• [TASK DETAILS]: Update the lines of the records from the one containing "26, 1110, 52]" through the one containing "27, 1165, 51]" by replacing "check-icon" with "tick-icon", leaving everything else unchanged. Return only those lines.

• [GIVEN DATA]:
* * * * * * * * *
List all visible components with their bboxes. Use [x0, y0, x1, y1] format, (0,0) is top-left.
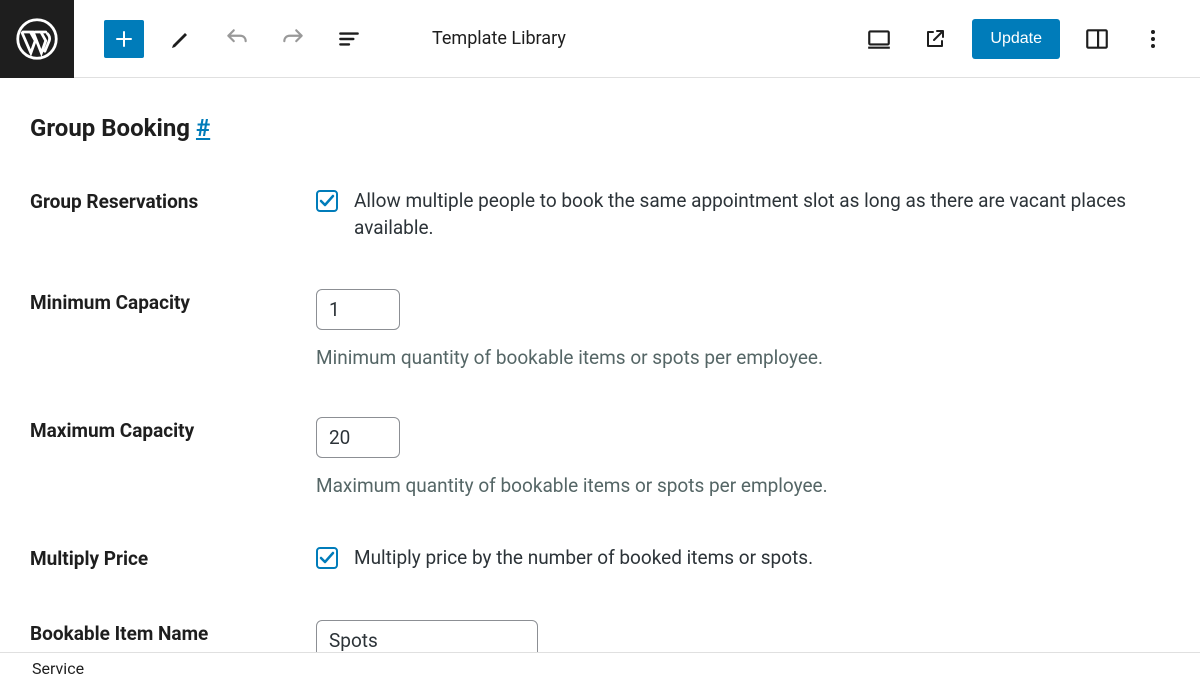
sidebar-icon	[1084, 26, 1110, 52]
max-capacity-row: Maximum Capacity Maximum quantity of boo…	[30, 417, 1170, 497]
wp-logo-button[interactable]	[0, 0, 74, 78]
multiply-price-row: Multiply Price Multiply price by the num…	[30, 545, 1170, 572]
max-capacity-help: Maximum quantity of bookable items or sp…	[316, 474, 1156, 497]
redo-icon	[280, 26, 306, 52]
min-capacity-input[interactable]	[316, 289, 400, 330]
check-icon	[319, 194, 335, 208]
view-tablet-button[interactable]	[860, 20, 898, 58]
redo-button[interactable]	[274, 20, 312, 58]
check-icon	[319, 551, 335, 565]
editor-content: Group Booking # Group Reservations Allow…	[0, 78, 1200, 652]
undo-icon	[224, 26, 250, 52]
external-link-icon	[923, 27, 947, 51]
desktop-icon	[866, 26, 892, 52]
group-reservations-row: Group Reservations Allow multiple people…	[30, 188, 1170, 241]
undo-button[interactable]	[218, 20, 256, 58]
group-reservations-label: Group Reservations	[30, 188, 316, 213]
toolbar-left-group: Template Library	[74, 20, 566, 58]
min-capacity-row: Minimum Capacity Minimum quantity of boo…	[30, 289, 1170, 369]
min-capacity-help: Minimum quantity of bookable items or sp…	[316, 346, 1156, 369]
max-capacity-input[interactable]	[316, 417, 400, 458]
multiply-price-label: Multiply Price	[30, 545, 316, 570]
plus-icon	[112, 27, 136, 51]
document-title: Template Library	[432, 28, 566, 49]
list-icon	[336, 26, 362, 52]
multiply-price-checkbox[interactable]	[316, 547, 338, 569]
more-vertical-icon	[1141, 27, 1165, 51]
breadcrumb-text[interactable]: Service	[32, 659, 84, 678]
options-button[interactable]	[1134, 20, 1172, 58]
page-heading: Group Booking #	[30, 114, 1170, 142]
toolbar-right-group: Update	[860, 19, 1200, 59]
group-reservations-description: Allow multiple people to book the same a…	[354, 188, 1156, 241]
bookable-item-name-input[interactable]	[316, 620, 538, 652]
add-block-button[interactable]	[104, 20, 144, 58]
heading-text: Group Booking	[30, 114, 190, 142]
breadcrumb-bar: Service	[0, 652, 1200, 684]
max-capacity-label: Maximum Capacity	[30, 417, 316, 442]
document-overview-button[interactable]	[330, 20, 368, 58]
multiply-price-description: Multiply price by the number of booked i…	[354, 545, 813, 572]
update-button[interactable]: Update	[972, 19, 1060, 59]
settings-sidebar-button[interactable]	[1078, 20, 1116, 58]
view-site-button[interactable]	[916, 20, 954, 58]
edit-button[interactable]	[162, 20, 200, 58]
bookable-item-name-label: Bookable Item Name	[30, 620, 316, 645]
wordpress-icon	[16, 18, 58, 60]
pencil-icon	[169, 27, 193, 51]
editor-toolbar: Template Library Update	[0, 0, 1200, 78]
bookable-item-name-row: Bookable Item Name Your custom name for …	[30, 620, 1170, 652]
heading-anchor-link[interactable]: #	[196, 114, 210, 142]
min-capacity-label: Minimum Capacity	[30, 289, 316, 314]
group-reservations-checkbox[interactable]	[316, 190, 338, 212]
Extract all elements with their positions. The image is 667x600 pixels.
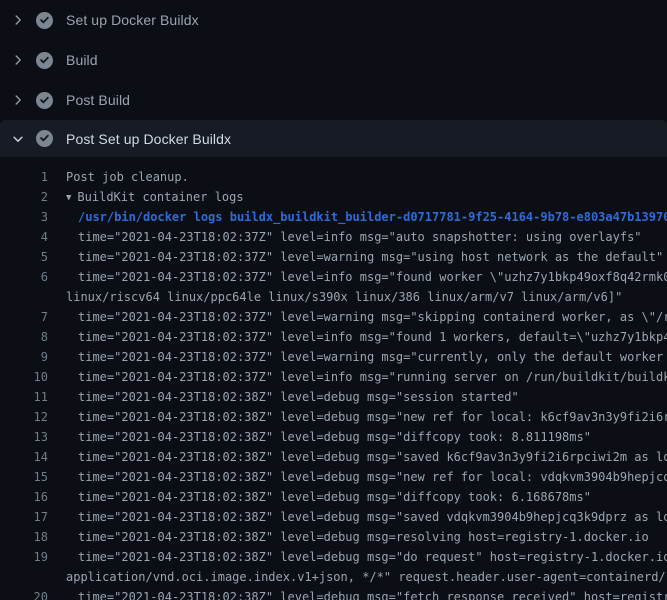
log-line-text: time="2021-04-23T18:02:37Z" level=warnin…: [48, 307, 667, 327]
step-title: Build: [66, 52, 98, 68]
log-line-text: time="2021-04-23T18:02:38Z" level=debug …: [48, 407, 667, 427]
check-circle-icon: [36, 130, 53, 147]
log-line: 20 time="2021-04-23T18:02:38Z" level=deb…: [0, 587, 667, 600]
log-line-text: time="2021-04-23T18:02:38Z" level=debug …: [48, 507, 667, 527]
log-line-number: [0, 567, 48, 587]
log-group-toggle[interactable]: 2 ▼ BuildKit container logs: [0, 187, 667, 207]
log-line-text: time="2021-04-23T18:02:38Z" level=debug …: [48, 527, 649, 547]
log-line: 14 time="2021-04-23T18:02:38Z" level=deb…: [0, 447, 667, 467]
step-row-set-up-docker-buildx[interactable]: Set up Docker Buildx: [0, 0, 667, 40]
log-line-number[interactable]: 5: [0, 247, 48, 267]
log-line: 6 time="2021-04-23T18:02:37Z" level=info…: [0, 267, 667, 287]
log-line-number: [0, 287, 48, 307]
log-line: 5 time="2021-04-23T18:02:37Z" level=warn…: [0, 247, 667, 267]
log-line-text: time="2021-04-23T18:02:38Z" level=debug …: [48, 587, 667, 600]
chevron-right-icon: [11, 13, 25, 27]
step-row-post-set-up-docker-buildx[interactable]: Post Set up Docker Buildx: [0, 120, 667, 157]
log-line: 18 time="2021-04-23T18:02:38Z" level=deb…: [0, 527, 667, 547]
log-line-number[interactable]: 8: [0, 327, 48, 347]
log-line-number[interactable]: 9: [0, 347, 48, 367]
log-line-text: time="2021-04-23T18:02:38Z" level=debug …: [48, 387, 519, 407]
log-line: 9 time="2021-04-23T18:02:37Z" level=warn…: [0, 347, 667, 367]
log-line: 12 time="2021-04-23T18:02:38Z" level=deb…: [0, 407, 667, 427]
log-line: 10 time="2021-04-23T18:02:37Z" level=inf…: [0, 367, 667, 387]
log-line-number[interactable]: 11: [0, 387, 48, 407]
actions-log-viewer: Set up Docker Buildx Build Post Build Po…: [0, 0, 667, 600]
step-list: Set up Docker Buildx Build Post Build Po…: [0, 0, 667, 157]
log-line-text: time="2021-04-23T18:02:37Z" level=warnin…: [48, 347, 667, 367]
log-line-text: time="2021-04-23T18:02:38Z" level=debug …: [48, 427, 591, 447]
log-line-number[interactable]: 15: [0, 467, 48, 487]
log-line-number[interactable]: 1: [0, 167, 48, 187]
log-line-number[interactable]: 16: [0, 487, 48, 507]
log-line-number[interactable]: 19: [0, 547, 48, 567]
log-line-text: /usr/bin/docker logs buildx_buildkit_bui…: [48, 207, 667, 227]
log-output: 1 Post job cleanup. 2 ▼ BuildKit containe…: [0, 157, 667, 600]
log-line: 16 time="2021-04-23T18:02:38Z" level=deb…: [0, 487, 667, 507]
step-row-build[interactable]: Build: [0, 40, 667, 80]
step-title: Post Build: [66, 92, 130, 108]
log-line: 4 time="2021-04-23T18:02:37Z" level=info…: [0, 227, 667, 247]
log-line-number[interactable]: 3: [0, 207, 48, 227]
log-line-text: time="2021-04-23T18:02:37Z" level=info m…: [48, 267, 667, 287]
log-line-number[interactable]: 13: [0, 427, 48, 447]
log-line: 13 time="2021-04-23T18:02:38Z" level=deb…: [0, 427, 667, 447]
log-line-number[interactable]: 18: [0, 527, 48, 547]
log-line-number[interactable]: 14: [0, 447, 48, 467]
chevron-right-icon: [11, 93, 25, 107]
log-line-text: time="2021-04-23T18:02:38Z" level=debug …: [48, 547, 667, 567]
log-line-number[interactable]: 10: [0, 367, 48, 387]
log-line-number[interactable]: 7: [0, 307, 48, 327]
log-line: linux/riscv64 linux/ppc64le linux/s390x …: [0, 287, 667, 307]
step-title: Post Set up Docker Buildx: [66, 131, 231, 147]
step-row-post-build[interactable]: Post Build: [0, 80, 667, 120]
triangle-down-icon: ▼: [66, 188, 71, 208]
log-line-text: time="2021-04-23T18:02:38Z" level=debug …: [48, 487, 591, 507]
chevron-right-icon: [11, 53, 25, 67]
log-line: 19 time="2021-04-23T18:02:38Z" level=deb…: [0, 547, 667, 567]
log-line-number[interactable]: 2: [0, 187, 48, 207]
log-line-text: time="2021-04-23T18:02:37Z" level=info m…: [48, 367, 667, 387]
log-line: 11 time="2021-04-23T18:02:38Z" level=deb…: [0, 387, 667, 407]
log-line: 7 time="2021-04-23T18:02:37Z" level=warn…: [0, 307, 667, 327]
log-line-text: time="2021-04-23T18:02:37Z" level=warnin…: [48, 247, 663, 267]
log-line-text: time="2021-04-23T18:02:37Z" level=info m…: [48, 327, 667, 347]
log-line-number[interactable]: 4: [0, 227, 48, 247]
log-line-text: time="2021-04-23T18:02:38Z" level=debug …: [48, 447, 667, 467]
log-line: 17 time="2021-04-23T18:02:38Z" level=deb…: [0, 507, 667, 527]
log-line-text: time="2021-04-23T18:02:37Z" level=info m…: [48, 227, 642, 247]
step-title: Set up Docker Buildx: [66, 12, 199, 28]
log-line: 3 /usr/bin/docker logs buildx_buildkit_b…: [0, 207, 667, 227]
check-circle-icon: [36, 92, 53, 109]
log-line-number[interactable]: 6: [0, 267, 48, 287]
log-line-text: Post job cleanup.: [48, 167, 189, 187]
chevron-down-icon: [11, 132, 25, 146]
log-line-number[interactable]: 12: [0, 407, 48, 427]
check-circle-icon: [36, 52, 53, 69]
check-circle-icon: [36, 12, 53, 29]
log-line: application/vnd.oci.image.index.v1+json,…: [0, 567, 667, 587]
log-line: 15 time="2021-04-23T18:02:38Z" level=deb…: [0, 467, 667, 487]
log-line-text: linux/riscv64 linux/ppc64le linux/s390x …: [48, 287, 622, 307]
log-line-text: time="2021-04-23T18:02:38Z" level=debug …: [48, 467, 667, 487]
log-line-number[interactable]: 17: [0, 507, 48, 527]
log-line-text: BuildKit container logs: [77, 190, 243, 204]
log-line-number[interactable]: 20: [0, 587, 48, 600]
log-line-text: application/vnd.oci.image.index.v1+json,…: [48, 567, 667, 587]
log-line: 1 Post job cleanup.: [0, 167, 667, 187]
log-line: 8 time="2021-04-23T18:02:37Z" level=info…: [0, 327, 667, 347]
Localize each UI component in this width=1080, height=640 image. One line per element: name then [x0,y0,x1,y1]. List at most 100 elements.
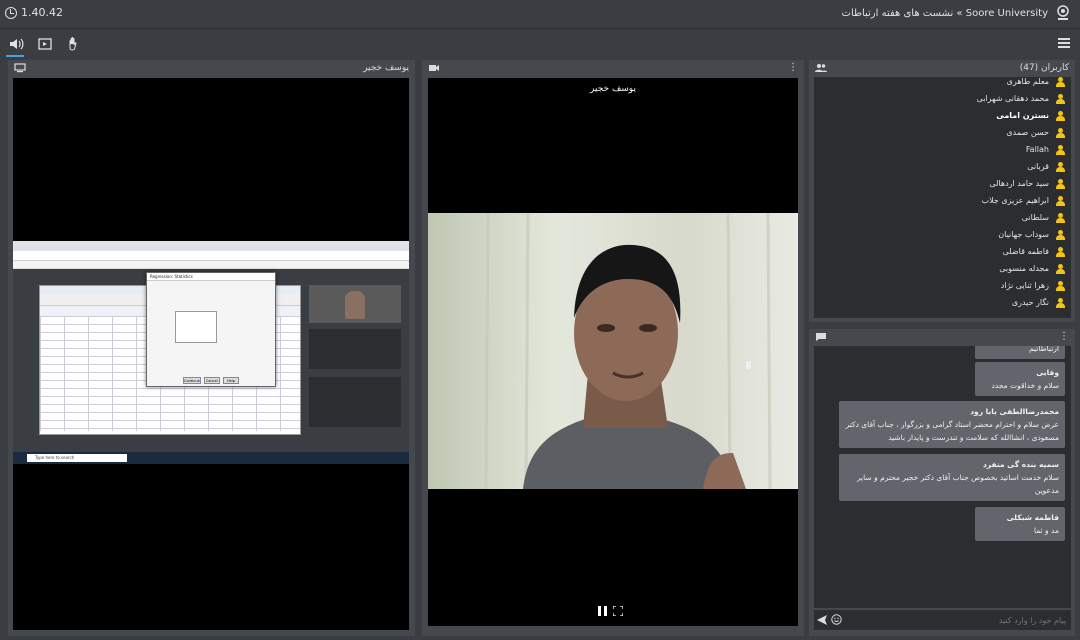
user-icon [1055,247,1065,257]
* * * * * * * * *
• [FULL RESPONSE]:
sidebar-icon	[1084, 26, 1110, 52]
max-capacity-row: Maximum Capacity Maximum quantity of boo…	[30, 417, 1170, 497]
wp-logo-button[interactable]	[0, 0, 74, 78]
multiply-price-row: Multiply Price Multiply price by the num…	[30, 545, 1170, 572]
max-capacity-help: Maximum quantity of bookable items or sp…	[316, 474, 1156, 497]
redo-icon	[280, 26, 306, 52]
min-capacity-input[interactable]	[316, 289, 400, 330]
tick-icon	[319, 194, 335, 208]
view-tablet-button[interactable]	[860, 20, 898, 58]
redo-button[interactable]	[274, 20, 312, 58]
tick-icon	[319, 551, 335, 565]
editor-content: Group Booking # Group Reservations Allow…	[0, 78, 1200, 652]
undo-icon	[224, 26, 250, 52]
external-link-icon	[923, 27, 947, 51]
desktop-icon	[866, 26, 892, 52]
group-reservations-row: Group Reservations Allow multiple people…	[30, 188, 1170, 241]
undo-button[interactable]	[218, 20, 256, 58]
group-reservations-label: Group Reservations	[30, 188, 316, 213]
toolbar-left-group: Template Library	[74, 20, 566, 58]
min-capacity-row: Minimum Capacity Minimum quantity of boo…	[30, 289, 1170, 369]
min-capacity-help: Minimum quantity of bookable items or sp…	[316, 346, 1156, 369]
max-capacity-input[interactable]	[316, 417, 400, 458]
multiply-price-label: Multiply Price	[30, 545, 316, 570]
plus-icon	[112, 27, 136, 51]
document-title: Template Library	[432, 28, 566, 49]
list-icon	[336, 26, 362, 52]
multiply-price-checkbox[interactable]	[316, 547, 338, 569]
more-vertical-icon	[1141, 27, 1165, 51]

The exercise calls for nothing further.